Task instructions:
Go through the entries below and write each one out exactly.

Data section:

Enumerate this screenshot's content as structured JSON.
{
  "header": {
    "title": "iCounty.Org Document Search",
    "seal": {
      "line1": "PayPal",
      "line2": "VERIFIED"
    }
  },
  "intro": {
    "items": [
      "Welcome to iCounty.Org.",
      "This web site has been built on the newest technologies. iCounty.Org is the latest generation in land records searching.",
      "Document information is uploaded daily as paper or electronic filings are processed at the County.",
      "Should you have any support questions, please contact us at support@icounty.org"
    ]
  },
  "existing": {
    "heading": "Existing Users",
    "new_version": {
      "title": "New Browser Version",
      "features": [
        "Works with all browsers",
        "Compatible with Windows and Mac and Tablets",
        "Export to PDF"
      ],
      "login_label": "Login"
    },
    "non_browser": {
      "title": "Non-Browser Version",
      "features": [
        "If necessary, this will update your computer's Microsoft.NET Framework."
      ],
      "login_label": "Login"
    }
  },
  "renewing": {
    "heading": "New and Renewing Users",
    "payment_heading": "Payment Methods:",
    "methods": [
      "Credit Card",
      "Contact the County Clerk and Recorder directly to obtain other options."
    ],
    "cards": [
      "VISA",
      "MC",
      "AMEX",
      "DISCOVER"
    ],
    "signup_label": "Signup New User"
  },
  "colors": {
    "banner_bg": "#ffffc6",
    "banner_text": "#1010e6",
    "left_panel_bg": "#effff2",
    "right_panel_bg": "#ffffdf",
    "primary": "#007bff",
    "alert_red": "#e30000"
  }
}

Output for this task:
Enumerate this screenshot's content as structured JSON.
{
  "header": {
    "title": "iCounty.Org Document Search",
    "seal": {
      "line1": "PayPal",
      "line2": "VERIFIED"
    }
  },
  "intro": {
    "items": [
      "Welcome to iCounty.Org.",
      "This web site has been built on the newest technologies. iCounty.Org is the latest generation in land records searching.",
      "Document information is uploaded daily as paper or electronic filings are processed at the County.",
      "Should you have any support questions, please contact us at support@icounty.org"
    ]
  },
  "existing": {
    "heading": "Existing Users",
    "new_version": {
      "title": "New Browser Version",
      "features": [
        "Works with all browsers",
        "Compatible with Windows and Mac and Tablets",
        "Export to PDF"
      ],
      "login_label": "Login"
    },
    "non_browser": {
      "title": "Non-Browser Version",
      "features": [
        "If necessary, this will update your computer's Microsoft.NET Framework."
      ],
      "login_label": "Login"
    }
  },
  "renewing": {
    "heading": "New and Renewing Users",
    "payment_heading": "Payment Methods:",
    "methods": [
      "Credit Card",
      "Contact the County Clerk and Recorder directly to obtain other options."
    ],
    "cards": [
      "VISA",
      "MC",
      "AMEX",
      "DISCOVER"
    ],
    "signup_label": "Signup New User"
  },
  "colors": {
    "banner_bg": "#ffffc6",
    "banner_text": "#1010e6",
    "left_panel_bg": "#effff2",
    "right_panel_bg": "#ffffdf",
    "primary": "#007bff",
    "alert_red": "#e30000"
  }
}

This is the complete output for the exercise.